Exercise brief =
A line counts if it contains the word "Altitude" at least once. State how many such lines the records contain, giving the number alone.

Rows =
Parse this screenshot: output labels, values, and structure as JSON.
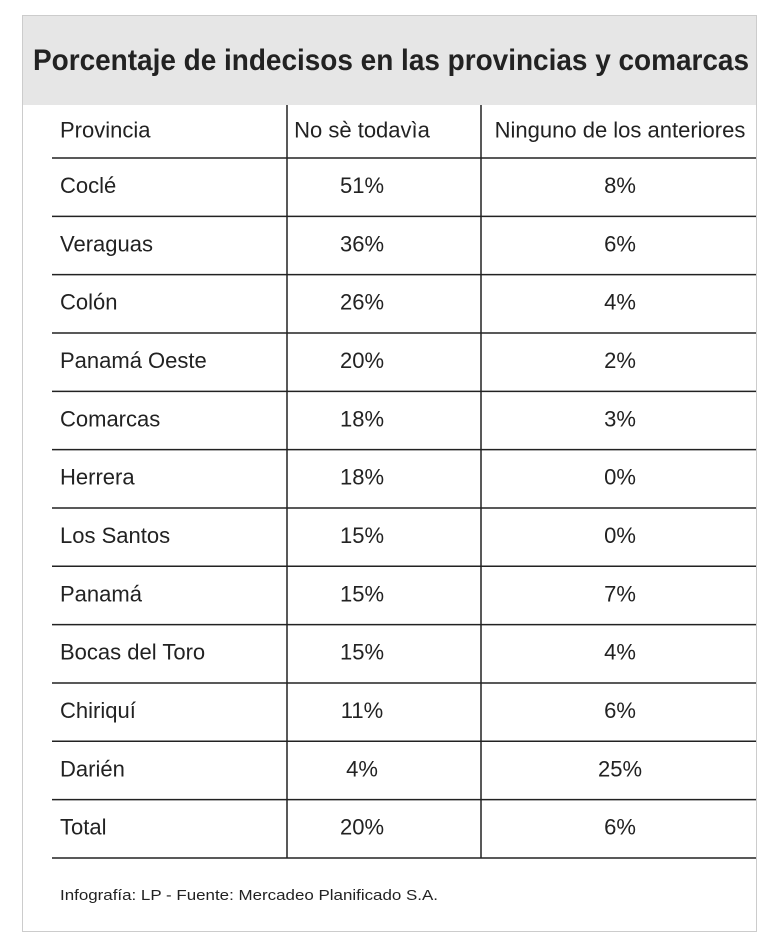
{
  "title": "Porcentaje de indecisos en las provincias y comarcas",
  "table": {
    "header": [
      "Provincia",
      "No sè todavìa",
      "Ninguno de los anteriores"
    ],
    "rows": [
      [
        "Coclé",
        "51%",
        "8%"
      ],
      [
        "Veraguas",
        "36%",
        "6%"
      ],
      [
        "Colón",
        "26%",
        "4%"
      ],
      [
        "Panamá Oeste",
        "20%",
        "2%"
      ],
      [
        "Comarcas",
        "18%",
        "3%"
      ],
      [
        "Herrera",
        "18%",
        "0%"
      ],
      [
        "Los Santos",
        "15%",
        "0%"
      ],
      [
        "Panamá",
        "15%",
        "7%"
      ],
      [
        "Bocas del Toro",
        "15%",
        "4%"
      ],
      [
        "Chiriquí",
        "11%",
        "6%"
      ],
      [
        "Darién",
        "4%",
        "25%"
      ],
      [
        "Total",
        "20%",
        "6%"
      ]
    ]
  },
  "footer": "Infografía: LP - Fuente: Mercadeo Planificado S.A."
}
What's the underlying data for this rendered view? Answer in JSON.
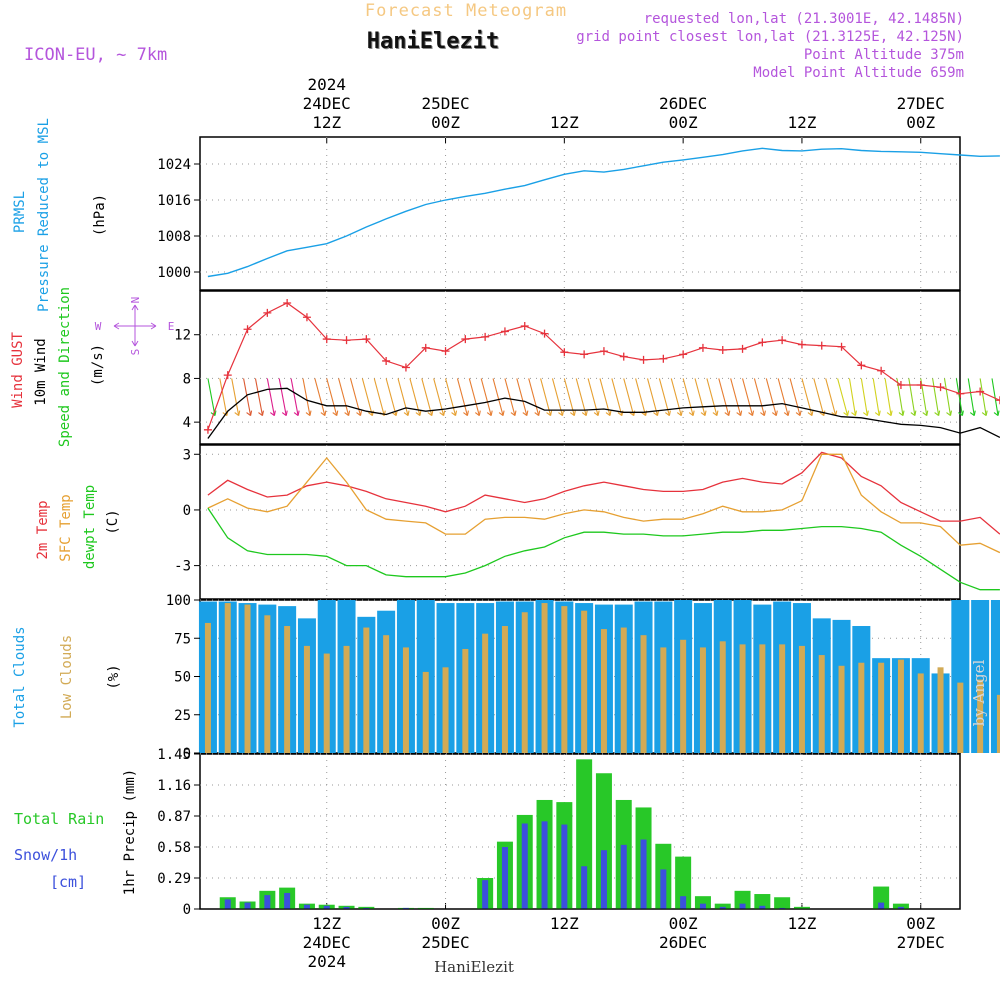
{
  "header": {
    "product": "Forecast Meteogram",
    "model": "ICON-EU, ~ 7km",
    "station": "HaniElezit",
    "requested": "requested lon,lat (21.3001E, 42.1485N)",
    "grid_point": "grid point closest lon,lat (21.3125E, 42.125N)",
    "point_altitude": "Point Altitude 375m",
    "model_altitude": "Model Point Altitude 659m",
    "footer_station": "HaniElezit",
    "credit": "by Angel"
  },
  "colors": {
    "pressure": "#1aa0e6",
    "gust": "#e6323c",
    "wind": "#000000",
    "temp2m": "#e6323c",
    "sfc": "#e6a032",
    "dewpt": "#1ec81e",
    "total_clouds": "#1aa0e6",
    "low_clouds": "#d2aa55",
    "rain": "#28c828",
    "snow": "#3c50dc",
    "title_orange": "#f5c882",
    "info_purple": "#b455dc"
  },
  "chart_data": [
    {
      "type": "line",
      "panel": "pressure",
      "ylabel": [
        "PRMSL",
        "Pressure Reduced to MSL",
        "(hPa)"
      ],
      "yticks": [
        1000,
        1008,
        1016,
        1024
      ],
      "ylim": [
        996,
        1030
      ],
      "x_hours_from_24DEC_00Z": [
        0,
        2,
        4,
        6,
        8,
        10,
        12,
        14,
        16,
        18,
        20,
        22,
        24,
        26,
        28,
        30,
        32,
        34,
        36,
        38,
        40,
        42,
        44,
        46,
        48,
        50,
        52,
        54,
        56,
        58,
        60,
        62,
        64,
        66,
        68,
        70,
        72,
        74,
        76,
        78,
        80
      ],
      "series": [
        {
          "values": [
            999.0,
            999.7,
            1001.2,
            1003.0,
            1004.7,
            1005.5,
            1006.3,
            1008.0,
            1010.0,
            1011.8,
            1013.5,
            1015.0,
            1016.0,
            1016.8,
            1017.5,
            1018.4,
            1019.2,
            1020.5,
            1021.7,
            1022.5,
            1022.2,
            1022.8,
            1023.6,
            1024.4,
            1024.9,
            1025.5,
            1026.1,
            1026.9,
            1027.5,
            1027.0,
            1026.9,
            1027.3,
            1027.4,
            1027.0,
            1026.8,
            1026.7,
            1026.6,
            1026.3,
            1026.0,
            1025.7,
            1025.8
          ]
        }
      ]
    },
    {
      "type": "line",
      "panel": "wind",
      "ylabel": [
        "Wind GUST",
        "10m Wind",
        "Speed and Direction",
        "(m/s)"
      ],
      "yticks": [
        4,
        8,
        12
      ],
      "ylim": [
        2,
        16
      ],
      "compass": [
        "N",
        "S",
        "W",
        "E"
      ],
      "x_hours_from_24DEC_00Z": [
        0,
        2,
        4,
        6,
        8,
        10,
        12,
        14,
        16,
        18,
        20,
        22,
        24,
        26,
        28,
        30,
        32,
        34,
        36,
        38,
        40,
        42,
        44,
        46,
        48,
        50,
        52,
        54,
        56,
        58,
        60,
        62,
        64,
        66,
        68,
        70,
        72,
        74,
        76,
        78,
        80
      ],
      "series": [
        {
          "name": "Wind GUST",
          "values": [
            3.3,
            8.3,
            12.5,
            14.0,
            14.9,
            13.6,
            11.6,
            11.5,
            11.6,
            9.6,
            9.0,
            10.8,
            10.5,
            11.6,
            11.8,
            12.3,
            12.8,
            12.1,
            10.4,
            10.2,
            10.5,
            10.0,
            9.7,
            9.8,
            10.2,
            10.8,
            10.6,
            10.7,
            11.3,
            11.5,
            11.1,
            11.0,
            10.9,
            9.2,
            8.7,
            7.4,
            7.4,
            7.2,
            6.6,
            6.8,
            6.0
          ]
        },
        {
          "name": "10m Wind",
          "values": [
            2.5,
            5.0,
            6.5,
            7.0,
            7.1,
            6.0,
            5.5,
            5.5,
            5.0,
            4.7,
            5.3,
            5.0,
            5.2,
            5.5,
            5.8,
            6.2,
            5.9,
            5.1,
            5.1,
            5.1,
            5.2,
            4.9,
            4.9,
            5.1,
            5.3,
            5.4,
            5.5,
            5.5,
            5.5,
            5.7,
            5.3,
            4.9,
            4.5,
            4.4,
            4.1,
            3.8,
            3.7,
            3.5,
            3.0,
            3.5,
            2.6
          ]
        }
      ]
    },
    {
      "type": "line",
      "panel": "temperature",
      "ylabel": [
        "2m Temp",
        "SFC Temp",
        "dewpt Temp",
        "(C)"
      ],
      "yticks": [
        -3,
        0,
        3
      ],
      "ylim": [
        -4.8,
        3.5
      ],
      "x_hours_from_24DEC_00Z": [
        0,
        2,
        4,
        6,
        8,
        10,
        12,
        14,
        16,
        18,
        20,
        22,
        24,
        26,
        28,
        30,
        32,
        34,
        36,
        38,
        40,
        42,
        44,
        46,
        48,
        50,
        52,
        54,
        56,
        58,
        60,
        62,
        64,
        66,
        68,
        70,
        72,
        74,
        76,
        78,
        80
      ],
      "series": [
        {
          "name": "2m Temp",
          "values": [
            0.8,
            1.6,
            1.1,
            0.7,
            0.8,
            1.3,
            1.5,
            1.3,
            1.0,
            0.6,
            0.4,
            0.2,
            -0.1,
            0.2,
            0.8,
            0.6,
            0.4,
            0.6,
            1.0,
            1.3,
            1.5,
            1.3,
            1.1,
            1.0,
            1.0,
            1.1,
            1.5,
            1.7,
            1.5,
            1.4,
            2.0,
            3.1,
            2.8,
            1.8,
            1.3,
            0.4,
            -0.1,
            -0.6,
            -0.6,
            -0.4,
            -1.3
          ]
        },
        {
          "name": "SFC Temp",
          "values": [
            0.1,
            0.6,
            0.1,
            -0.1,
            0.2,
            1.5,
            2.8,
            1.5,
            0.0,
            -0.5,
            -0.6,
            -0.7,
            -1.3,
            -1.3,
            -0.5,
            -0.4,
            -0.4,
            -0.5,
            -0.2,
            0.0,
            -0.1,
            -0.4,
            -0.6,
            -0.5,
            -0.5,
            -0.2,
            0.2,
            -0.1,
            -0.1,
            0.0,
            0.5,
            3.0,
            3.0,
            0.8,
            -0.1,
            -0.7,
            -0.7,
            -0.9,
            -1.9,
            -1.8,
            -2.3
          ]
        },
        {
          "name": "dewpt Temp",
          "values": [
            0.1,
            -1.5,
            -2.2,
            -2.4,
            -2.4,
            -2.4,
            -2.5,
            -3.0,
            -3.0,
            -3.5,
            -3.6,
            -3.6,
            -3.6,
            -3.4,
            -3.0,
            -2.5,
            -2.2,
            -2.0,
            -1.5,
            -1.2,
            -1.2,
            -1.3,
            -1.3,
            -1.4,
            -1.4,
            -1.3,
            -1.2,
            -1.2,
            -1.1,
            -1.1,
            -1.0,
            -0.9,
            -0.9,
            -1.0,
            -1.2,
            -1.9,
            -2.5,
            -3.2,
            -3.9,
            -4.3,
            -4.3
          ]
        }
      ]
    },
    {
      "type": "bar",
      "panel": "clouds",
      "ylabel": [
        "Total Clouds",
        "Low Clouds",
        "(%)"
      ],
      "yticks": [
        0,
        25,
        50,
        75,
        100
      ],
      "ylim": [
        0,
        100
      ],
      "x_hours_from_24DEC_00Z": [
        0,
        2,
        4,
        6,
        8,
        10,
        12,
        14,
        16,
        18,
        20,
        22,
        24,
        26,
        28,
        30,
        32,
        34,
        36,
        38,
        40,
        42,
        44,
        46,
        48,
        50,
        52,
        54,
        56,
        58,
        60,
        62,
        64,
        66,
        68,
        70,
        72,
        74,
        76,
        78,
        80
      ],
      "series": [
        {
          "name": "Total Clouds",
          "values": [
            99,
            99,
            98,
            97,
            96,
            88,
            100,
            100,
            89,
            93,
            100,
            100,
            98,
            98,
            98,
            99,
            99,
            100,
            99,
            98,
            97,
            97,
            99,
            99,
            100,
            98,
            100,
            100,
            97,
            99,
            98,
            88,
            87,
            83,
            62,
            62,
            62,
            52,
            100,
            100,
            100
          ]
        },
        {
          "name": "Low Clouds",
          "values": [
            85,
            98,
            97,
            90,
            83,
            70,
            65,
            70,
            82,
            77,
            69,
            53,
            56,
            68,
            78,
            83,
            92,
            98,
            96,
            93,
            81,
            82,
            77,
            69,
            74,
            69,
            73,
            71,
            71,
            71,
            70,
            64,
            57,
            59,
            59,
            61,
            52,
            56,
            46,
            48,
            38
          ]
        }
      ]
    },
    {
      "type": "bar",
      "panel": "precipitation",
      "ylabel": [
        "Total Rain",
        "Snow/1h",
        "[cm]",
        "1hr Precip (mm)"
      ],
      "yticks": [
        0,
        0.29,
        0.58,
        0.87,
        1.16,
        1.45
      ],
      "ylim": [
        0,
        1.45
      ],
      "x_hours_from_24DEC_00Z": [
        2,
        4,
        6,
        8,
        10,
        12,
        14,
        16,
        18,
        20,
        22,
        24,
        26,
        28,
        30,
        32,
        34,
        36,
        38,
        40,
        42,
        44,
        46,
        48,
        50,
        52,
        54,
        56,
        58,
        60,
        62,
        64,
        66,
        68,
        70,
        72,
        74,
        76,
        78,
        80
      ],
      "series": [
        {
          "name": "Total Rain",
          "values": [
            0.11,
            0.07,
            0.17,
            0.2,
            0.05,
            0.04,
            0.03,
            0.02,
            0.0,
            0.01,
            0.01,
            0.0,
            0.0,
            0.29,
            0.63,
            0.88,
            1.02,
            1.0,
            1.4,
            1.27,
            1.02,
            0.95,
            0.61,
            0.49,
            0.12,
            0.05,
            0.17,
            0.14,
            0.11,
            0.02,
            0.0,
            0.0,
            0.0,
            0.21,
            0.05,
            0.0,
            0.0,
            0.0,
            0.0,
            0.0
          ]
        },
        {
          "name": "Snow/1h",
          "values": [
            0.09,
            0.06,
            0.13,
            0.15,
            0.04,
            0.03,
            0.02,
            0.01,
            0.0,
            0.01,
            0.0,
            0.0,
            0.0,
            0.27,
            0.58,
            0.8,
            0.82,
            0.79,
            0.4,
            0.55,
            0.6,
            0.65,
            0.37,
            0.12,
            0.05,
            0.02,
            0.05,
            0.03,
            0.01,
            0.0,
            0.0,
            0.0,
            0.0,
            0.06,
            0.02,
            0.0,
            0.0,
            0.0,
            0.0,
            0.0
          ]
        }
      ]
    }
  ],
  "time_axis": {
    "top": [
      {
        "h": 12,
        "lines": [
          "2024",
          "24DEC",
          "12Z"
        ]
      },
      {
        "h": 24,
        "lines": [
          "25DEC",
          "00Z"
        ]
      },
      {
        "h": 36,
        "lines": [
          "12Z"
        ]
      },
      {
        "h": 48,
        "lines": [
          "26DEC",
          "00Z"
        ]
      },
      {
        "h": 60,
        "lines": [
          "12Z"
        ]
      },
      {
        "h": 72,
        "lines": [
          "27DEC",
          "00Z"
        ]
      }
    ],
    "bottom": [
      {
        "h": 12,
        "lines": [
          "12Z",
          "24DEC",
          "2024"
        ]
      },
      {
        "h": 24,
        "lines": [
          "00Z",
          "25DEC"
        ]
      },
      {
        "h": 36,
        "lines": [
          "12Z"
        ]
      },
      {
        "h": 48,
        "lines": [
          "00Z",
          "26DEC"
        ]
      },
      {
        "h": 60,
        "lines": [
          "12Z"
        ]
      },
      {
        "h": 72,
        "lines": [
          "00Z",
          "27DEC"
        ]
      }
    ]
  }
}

Answer to this problem =
2